Task directions: Write out the entries verbatim and leave the images out of the copy.

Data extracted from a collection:

........

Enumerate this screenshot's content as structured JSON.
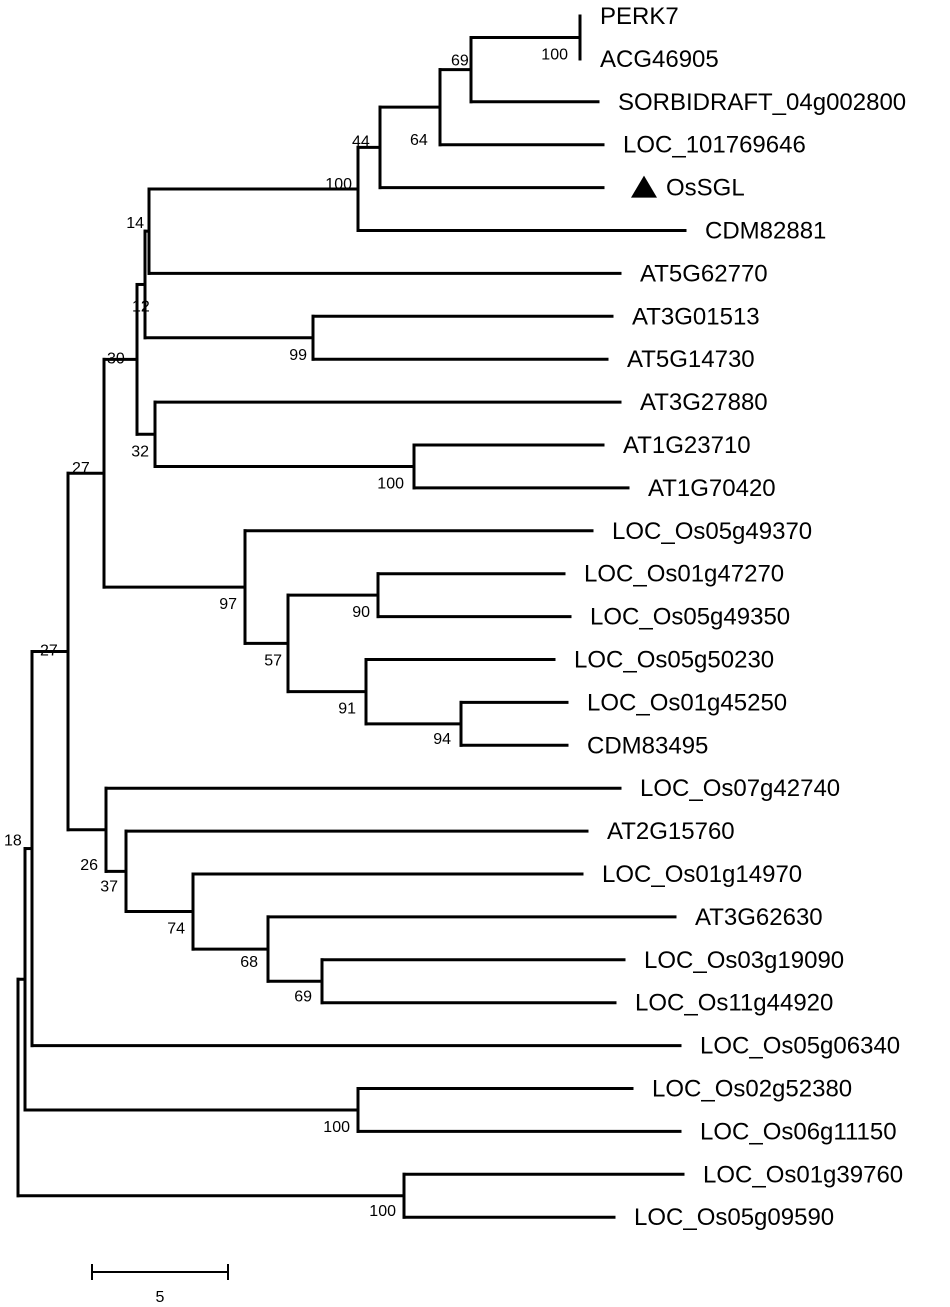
{
  "tree": {
    "marker_icon": "filled-triangle-icon",
    "leaves": [
      {
        "id": "perk7",
        "label": "PERK7"
      },
      {
        "id": "acg46905",
        "label": "ACG46905"
      },
      {
        "id": "sorbidraft",
        "label": "SORBIDRAFT_04g002800"
      },
      {
        "id": "loc101769646",
        "label": "LOC_101769646"
      },
      {
        "id": "ossgl",
        "label": "OsSGL",
        "marked": true
      },
      {
        "id": "cdm82881",
        "label": "CDM82881"
      },
      {
        "id": "at5g62770",
        "label": "AT5G62770"
      },
      {
        "id": "at3g01513",
        "label": "AT3G01513"
      },
      {
        "id": "at5g14730",
        "label": "AT5G14730"
      },
      {
        "id": "at3g27880",
        "label": "AT3G27880"
      },
      {
        "id": "at1g23710",
        "label": "AT1G23710"
      },
      {
        "id": "at1g70420",
        "label": "AT1G70420"
      },
      {
        "id": "os05g49370",
        "label": "LOC_Os05g49370"
      },
      {
        "id": "os01g47270",
        "label": "LOC_Os01g47270"
      },
      {
        "id": "os05g49350",
        "label": "LOC_Os05g49350"
      },
      {
        "id": "os05g50230",
        "label": "LOC_Os05g50230"
      },
      {
        "id": "os01g45250",
        "label": "LOC_Os01g45250"
      },
      {
        "id": "cdm83495",
        "label": "CDM83495"
      },
      {
        "id": "os07g42740",
        "label": "LOC_Os07g42740"
      },
      {
        "id": "at2g15760",
        "label": "AT2G15760"
      },
      {
        "id": "os01g14970",
        "label": "LOC_Os01g14970"
      },
      {
        "id": "at3g62630",
        "label": "AT3G62630"
      },
      {
        "id": "os03g19090",
        "label": "LOC_Os03g19090"
      },
      {
        "id": "os11g44920",
        "label": "LOC_Os11g44920"
      },
      {
        "id": "os05g06340",
        "label": "LOC_Os05g06340"
      },
      {
        "id": "os02g52380",
        "label": "LOC_Os02g52380"
      },
      {
        "id": "os06g11150",
        "label": "LOC_Os06g11150"
      },
      {
        "id": "os01g39760",
        "label": "LOC_Os01g39760"
      },
      {
        "id": "os05g09590",
        "label": "LOC_Os05g09590"
      }
    ],
    "bootstrap": {
      "n_perk_acg": "100",
      "n_sorbi": "69",
      "n_loc1017": "64",
      "n_ossgl": "44",
      "n_cdm82881": "100",
      "n_at5g62770": "14",
      "n_at3g01513": "99",
      "n_12": "12",
      "n_at1g23710": "100",
      "n_32": "32",
      "n_30": "30",
      "n_os01g47270": "90",
      "n_os01g45250": "94",
      "n_os05g50230": "91",
      "n_57": "57",
      "n_97": "97",
      "n_27a": "27",
      "n_os03g19090": "69",
      "n_at3g62630": "68",
      "n_os01g14970": "74",
      "n_at2g15760": "37",
      "n_os07g42740": "26",
      "n_27b": "27",
      "n_os05g06340": "18",
      "n_os02g52380": "100",
      "n_os01g39760": "100"
    },
    "scale_bar": {
      "value": "5"
    }
  }
}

........

Exercise result:
Enumerate this screenshot's content as structured JSON.
{
  "tree": {
    "marker_icon": "filled-triangle-icon",
    "leaves": [
      {
        "id": "perk7",
        "label": "PERK7"
      },
      {
        "id": "acg46905",
        "label": "ACG46905"
      },
      {
        "id": "sorbidraft",
        "label": "SORBIDRAFT_04g002800"
      },
      {
        "id": "loc101769646",
        "label": "LOC_101769646"
      },
      {
        "id": "ossgl",
        "label": "OsSGL",
        "marked": true
      },
      {
        "id": "cdm82881",
        "label": "CDM82881"
      },
      {
        "id": "at5g62770",
        "label": "AT5G62770"
      },
      {
        "id": "at3g01513",
        "label": "AT3G01513"
      },
      {
        "id": "at5g14730",
        "label": "AT5G14730"
      },
      {
        "id": "at3g27880",
        "label": "AT3G27880"
      },
      {
        "id": "at1g23710",
        "label": "AT1G23710"
      },
      {
        "id": "at1g70420",
        "label": "AT1G70420"
      },
      {
        "id": "os05g49370",
        "label": "LOC_Os05g49370"
      },
      {
        "id": "os01g47270",
        "label": "LOC_Os01g47270"
      },
      {
        "id": "os05g49350",
        "label": "LOC_Os05g49350"
      },
      {
        "id": "os05g50230",
        "label": "LOC_Os05g50230"
      },
      {
        "id": "os01g45250",
        "label": "LOC_Os01g45250"
      },
      {
        "id": "cdm83495",
        "label": "CDM83495"
      },
      {
        "id": "os07g42740",
        "label": "LOC_Os07g42740"
      },
      {
        "id": "at2g15760",
        "label": "AT2G15760"
      },
      {
        "id": "os01g14970",
        "label": "LOC_Os01g14970"
      },
      {
        "id": "at3g62630",
        "label": "AT3G62630"
      },
      {
        "id": "os03g19090",
        "label": "LOC_Os03g19090"
      },
      {
        "id": "os11g44920",
        "label": "LOC_Os11g44920"
      },
      {
        "id": "os05g06340",
        "label": "LOC_Os05g06340"
      },
      {
        "id": "os02g52380",
        "label": "LOC_Os02g52380"
      },
      {
        "id": "os06g11150",
        "label": "LOC_Os06g11150"
      },
      {
        "id": "os01g39760",
        "label": "LOC_Os01g39760"
      },
      {
        "id": "os05g09590",
        "label": "LOC_Os05g09590"
      }
    ],
    "bootstrap": {
      "n_perk_acg": "100",
      "n_sorbi": "69",
      "n_loc1017": "64",
      "n_ossgl": "44",
      "n_cdm82881": "100",
      "n_at5g62770": "14",
      "n_at3g01513": "99",
      "n_12": "12",
      "n_at1g23710": "100",
      "n_32": "32",
      "n_30": "30",
      "n_os01g47270": "90",
      "n_os01g45250": "94",
      "n_os05g50230": "91",
      "n_57": "57",
      "n_97": "97",
      "n_27a": "27",
      "n_os03g19090": "69",
      "n_at3g62630": "68",
      "n_os01g14970": "74",
      "n_at2g15760": "37",
      "n_os07g42740": "26",
      "n_27b": "27",
      "n_os05g06340": "18",
      "n_os02g52380": "100",
      "n_os01g39760": "100"
    },
    "scale_bar": {
      "value": "5"
    }
  }
}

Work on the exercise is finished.